*Task statement*: Print each line of the listing once more, precisely as given.

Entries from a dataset
___

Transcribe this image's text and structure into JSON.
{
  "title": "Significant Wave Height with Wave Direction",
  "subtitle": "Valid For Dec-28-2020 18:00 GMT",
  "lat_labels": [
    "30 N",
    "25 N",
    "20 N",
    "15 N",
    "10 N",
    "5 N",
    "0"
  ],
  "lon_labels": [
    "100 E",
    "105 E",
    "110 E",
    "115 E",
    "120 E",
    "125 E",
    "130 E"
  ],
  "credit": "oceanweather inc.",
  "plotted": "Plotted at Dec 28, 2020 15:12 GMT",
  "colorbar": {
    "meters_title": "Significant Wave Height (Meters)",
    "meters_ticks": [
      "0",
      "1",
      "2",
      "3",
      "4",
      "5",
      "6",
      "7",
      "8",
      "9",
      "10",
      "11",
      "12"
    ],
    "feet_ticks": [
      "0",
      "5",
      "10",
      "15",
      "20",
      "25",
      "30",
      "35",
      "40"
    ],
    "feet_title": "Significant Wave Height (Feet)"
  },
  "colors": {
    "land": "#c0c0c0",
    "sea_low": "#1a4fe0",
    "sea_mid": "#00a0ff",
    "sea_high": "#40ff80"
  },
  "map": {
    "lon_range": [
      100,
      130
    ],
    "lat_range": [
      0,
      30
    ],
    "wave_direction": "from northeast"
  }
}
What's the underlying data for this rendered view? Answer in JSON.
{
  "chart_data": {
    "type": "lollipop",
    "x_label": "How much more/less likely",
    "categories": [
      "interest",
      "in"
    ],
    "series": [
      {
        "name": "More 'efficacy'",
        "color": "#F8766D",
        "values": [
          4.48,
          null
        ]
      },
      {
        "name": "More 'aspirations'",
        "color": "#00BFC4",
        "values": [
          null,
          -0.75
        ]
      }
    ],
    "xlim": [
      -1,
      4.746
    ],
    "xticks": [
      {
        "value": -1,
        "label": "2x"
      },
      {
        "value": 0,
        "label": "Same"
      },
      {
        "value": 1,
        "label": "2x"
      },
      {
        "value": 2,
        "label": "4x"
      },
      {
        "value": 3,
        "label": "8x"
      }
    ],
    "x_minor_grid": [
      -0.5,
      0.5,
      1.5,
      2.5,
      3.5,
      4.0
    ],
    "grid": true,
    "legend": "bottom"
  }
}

___

*Answer for the task*:
Transcribe this image's text and structure into JSON.
{
  "title": "Significant Wave Height with Wave Direction",
  "subtitle": "Valid For Dec-28-2020 18:00 GMT",
  "lat_labels": [
    "30 N",
    "25 N",
    "20 N",
    "15 N",
    "10 N",
    "5 N",
    "0"
  ],
  "lon_labels": [
    "100 E",
    "105 E",
    "110 E",
    "115 E",
    "120 E",
    "125 E",
    "130 E"
  ],
  "credit": "oceanweather inc.",
  "plotted": "Plotted at Dec 28, 2020 15:12 GMT",
  "colorbar": {
    "meters_title": "Significant Wave Height (Meters)",
    "meters_ticks": [
      "0",
      "1",
      "2",
      "3",
      "4",
      "5",
      "6",
      "7",
      "8",
      "9",
      "10",
      "11",
      "12"
    ],
    "feet_ticks": [
      "0",
      "5",
      "10",
      "15",
      "20",
      "25",
      "30",
      "35",
      "40"
    ],
    "feet_title": "Significant Wave Height (Feet)"
  },
  "colors": {
    "land": "#c0c0c0",
    "sea_low": "#1a4fe0",
    "sea_mid": "#00a0ff",
    "sea_high": "#40ff80"
  },
  "map": {
    "lon_range": [
      100,
      130
    ],
    "lat_range": [
      0,
      30
    ],
    "wave_direction": "from northeast"
  }
}
What's the underlying data for this rendered view? Answer in JSON.
{
  "chart_data": {
    "type": "lollipop",
    "x_label": "How much more/less likely",
    "categories": [
      "interest",
      "in"
    ],
    "series": [
      {
        "name": "More 'efficacy'",
        "color": "#F8766D",
        "values": [
          4.48,
          null
        ]
      },
      {
        "name": "More 'aspirations'",
        "color": "#00BFC4",
        "values": [
          null,
          -0.75
        ]
      }
    ],
    "xlim": [
      -1,
      4.746
    ],
    "xticks": [
      {
        "value": -1,
        "label": "2x"
      },
      {
        "value": 0,
        "label": "Same"
      },
      {
        "value": 1,
        "label": "2x"
      },
      {
        "value": 2,
        "label": "4x"
      },
      {
        "value": 3,
        "label": "8x"
      }
    ],
    "x_minor_grid": [
      -0.5,
      0.5,
      1.5,
      2.5,
      3.5,
      4.0
    ],
    "grid": true,
    "legend": "bottom"
  }
}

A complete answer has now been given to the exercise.